REQUIREMENT: What follows is a set of entries. Repeat them exactly, but not their pictures.

Data entries
———

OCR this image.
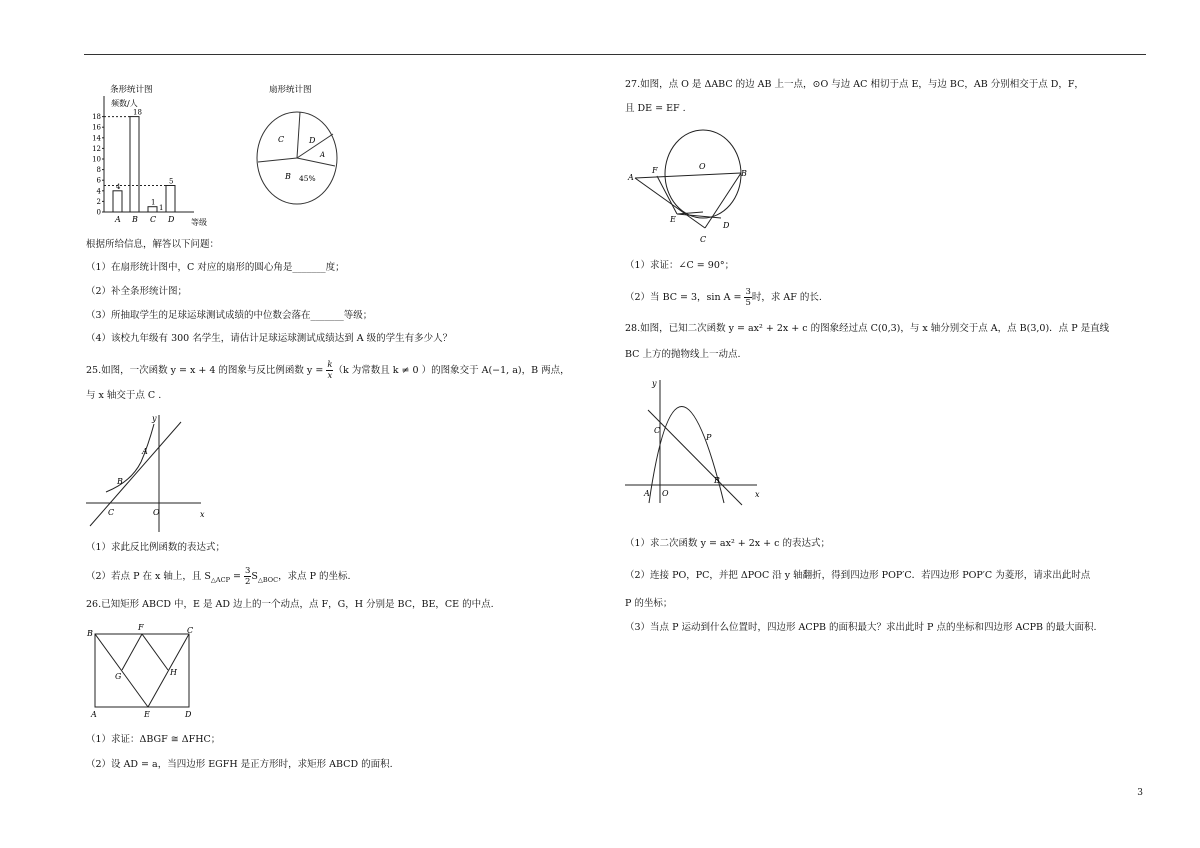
条形统计图
频数/人
等级
18
16
14
12
10
8
6
4
2
0
A
4
B
18
C
1
D
5
1
扇形统计图
C	D
A
B 45%
根据所给信息，解答以下问题：
（1）在扇形统计图中，C 对应的扇形的圆心角是_______度；
（2）补全条形统计图；
（3）所抽取学生的足球运球测试成绩的中位数会落在_______等级；
（4）该校九年级有 300 名学生，请估计足球运球测试成绩达到 A 级的学生有多少人？
25.如图，一次函数 y = x + 4 的图象与反比例函数 $y = \frac{k}{x} (k$ 为常数且 k ≠ 0 ）的图象交于 A(−1, a)，B 两点，
与 x 轴交于点 C .
y
x
A
B
C	O
（1）求此反比例函数的表达式；
（2）若点 P 在 x 轴上，且 $S_{\triangle ACP} = \frac{3}{2} S_{\triangle BOC}$，求点 P 的坐标.
26.已知矩形 ABCD 中，E 是 AD 边上的一个动点，点 F，G，H 分别是 BC，BE，CE 的中点.
B
F	C
G	H
A	E	D
（1）求证：ΔBGF ≅ ΔFHC；
（2）设 AD = a，当四边形 EGFH 是正方形时，求矩形 ABCD 的面积.
27.如图，点 O 是 ΔABC 的边 AB 上一点，⊙O 与边 AC 相切于点 E，与边 BC，AB 分别相交于点 D，F，
且 DE = EF .
F	O
A	B
E
D
C
（1）求证：∠C = 90°；
（2）当 BC = 3，$\sin A = \frac{3}{5}$ 时，求 AF 的长.
28.如图，已知二次函数 y = ax² + 2x + c 的图象经过点 C(0,3)，与 x 轴分别交于点 A，点 B(3,0)．点 P 是直线
BC 上方的抛物线上一动点.
y
x
C
P
B
A O
（1）求二次函数 y = ax² + 2x + c 的表达式；
（2）连接 PO，PC，并把 ΔPOC 沿 y 轴翻折，得到四边形 POP′C．若四边形 POP′C 为菱形，请求出此时点
P 的坐标；
（3）当点 P 运动到什么位置时，四边形 ACPB 的面积最大？求出此时 P 点的坐标和四边形 ACPB 的最大面积.
3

———

RESPONSE TO THIS EXERCISE:
OCR this image.
条形统计图
频数/人
等级
18
16
14
12
10
8
6
4
2
0
A
4
B
18
C
1
D
5
1
扇形统计图
C	D
A
B 45%
根据所给信息，解答以下问题：
（1）在扇形统计图中，C 对应的扇形的圆心角是_______度；
（2）补全条形统计图；
（3）所抽取学生的足球运球测试成绩的中位数会落在_______等级；
（4）该校九年级有 300 名学生，请估计足球运球测试成绩达到 A 级的学生有多少人？
25.如图，一次函数 y = x + 4 的图象与反比例函数 $y = \frac{k}{x} (k$ 为常数且 k ≠ 0 ）的图象交于 A(−1, a)，B 两点，
与 x 轴交于点 C .
y
x
A
B
C	O
（1）求此反比例函数的表达式；
（2）若点 P 在 x 轴上，且 $S_{\triangle ACP} = \frac{3}{2} S_{\triangle BOC}$，求点 P 的坐标.
26.已知矩形 ABCD 中，E 是 AD 边上的一个动点，点 F，G，H 分别是 BC，BE，CE 的中点.
B
F	C
G	H
A	E	D
（1）求证：ΔBGF ≅ ΔFHC；
（2）设 AD = a，当四边形 EGFH 是正方形时，求矩形 ABCD 的面积.
27.如图，点 O 是 ΔABC 的边 AB 上一点，⊙O 与边 AC 相切于点 E，与边 BC，AB 分别相交于点 D，F，
且 DE = EF .
F	O
A	B
E
D
C
（1）求证：∠C = 90°；
（2）当 BC = 3，$\sin A = \frac{3}{5}$ 时，求 AF 的长.
28.如图，已知二次函数 y = ax² + 2x + c 的图象经过点 C(0,3)，与 x 轴分别交于点 A，点 B(3,0)．点 P 是直线
BC 上方的抛物线上一动点.
y
x
C
P
B
A O
（1）求二次函数 y = ax² + 2x + c 的表达式；
（2）连接 PO，PC，并把 ΔPOC 沿 y 轴翻折，得到四边形 POP′C．若四边形 POP′C 为菱形，请求出此时点
P 的坐标；
（3）当点 P 运动到什么位置时，四边形 ACPB 的面积最大？求出此时 P 点的坐标和四边形 ACPB 的最大面积.
3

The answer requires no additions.